• **Exercise description**
Please reproduce, without any changes, the stretch of entries from the very start through the line containing "support-gap-dot <box>1025 246 1031 252</box>".

[Dataset entries]
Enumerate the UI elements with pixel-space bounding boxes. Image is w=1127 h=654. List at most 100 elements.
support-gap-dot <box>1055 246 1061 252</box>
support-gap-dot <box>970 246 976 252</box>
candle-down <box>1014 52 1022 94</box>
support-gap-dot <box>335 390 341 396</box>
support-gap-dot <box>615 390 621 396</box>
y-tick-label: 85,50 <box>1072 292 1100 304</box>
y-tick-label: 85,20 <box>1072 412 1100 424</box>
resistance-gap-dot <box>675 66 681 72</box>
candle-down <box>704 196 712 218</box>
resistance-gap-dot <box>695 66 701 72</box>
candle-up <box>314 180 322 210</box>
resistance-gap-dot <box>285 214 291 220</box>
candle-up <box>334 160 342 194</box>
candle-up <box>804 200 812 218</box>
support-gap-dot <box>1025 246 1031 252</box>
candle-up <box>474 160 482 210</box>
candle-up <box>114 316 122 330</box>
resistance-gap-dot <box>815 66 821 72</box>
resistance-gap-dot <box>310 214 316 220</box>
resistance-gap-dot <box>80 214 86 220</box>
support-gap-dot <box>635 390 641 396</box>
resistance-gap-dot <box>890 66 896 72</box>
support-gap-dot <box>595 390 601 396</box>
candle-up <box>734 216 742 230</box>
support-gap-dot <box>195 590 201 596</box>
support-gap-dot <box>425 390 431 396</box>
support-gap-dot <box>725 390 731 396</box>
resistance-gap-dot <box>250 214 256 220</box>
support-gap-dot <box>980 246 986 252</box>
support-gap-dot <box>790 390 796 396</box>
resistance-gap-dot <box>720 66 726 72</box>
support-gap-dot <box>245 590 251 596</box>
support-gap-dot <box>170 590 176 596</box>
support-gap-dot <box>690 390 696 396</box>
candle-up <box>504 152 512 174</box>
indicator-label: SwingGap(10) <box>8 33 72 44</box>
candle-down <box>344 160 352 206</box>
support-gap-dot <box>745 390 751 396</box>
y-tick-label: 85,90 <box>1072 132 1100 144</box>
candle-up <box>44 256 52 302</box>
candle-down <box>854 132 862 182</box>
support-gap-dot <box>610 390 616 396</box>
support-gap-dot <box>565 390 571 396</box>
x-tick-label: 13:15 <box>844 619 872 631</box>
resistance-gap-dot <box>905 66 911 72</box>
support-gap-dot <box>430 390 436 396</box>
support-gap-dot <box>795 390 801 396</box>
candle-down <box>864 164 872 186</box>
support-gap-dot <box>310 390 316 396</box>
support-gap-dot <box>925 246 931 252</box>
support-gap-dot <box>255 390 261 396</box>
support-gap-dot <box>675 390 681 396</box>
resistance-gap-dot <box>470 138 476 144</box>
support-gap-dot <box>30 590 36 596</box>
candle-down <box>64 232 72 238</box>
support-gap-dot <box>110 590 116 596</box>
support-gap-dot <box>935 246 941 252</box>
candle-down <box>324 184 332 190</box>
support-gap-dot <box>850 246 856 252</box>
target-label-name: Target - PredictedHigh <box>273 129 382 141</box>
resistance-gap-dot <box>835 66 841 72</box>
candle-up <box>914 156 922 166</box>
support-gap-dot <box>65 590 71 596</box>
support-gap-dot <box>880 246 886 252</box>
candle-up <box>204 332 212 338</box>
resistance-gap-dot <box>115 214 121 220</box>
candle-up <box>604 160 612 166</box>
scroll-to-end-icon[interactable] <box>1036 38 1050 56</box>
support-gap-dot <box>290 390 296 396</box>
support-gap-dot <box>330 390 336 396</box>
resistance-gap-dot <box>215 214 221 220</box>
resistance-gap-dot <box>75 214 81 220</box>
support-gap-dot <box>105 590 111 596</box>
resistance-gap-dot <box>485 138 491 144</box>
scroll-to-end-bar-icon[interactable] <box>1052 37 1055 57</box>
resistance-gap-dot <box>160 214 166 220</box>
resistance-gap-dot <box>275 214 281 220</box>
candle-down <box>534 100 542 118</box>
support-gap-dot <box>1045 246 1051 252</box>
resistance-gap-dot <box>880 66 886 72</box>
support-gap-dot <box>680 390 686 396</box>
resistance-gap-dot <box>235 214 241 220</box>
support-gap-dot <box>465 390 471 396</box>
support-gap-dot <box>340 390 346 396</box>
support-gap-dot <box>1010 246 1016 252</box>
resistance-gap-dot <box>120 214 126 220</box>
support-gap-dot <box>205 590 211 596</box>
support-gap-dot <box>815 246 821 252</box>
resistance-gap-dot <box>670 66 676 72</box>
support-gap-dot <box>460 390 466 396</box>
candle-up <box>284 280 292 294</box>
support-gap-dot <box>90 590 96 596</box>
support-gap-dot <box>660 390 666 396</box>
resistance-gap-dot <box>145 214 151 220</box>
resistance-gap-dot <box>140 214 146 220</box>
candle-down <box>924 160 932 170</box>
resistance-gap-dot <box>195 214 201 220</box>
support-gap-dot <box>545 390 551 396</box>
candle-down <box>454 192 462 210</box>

• **In response**
Enumerate the UI elements with pixel-space bounding boxes. Image is w=1127 h=654. List at most 100 elements.
support-gap-dot <box>1055 246 1061 252</box>
support-gap-dot <box>970 246 976 252</box>
candle-down <box>1014 52 1022 94</box>
support-gap-dot <box>335 390 341 396</box>
support-gap-dot <box>615 390 621 396</box>
y-tick-label: 85,50 <box>1072 292 1100 304</box>
y-tick-label: 85,20 <box>1072 412 1100 424</box>
resistance-gap-dot <box>675 66 681 72</box>
candle-down <box>704 196 712 218</box>
resistance-gap-dot <box>695 66 701 72</box>
candle-up <box>314 180 322 210</box>
resistance-gap-dot <box>285 214 291 220</box>
candle-up <box>334 160 342 194</box>
candle-up <box>804 200 812 218</box>
support-gap-dot <box>1025 246 1031 252</box>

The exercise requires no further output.